• Given entries:

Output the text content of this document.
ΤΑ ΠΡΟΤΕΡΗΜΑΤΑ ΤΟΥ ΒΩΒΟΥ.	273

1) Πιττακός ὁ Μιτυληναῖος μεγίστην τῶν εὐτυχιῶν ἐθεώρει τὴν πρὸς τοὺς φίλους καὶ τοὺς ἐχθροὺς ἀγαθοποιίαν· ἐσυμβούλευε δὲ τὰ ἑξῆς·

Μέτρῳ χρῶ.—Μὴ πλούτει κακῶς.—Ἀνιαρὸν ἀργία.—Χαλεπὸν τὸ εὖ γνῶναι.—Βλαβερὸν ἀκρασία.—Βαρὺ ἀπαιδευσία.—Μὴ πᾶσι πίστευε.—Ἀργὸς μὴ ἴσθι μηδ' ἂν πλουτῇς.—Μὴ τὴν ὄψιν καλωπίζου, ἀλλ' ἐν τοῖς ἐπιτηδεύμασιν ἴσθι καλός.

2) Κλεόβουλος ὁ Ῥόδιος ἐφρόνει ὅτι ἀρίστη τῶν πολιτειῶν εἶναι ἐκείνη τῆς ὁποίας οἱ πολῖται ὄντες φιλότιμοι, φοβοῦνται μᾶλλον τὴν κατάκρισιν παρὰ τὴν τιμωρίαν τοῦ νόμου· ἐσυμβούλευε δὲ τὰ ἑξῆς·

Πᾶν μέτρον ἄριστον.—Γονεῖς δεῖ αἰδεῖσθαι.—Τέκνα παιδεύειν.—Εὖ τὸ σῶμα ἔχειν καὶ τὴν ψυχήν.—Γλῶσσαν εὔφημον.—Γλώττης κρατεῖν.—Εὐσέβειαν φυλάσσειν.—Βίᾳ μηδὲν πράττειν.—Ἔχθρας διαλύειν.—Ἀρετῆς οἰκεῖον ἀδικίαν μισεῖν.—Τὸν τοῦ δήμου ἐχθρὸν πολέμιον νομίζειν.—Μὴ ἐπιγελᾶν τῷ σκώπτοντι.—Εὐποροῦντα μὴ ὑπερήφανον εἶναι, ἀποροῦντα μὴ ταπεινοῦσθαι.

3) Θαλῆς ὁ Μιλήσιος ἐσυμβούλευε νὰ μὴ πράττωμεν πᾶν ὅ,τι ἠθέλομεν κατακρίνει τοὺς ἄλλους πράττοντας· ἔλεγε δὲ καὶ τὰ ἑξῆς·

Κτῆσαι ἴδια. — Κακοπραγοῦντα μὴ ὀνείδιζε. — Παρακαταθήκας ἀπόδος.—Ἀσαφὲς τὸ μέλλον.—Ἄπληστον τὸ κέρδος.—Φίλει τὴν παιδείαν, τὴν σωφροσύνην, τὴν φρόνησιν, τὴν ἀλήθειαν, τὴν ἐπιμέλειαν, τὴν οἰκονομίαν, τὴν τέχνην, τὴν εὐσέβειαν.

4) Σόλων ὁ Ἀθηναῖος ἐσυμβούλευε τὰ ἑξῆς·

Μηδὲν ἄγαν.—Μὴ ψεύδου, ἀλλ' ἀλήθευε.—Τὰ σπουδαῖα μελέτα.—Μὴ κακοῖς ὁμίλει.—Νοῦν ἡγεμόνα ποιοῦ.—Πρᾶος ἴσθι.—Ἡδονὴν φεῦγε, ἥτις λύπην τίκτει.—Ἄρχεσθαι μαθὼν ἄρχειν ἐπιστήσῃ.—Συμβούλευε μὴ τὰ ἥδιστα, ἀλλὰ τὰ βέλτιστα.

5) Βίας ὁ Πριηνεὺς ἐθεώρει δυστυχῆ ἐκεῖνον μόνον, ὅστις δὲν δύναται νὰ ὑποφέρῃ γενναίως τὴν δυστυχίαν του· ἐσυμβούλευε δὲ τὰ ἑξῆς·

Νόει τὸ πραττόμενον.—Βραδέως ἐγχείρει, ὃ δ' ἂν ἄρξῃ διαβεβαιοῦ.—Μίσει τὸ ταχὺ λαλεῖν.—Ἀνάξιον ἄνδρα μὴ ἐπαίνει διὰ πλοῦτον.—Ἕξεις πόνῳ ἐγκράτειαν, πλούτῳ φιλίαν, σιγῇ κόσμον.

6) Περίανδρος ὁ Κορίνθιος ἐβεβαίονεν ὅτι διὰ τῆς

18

• Requirements:
Identify every line where the string "ἐθεώρει" appears.

• Output of the exercise:
1) Πιττακός ὁ Μιτυληναῖος μεγίστην τῶν εὐτυχιῶν ἐθεώρει τὴν πρὸς τοὺς φίλους καὶ τοὺς ἐχθροὺς ἀγαθοποιίαν· ἐσυμβούλευε δὲ τὰ ἑξῆς·
5) Βίας ὁ Πριηνεὺς ἐθεώρει δυστυχῆ ἐκεῖνον μόνον, ὅστις δὲν δύναται νὰ ὑποφέρῃ γενναίως τὴν δυστυχίαν του· ἐσυμβούλευε δὲ τὰ ἑξῆς·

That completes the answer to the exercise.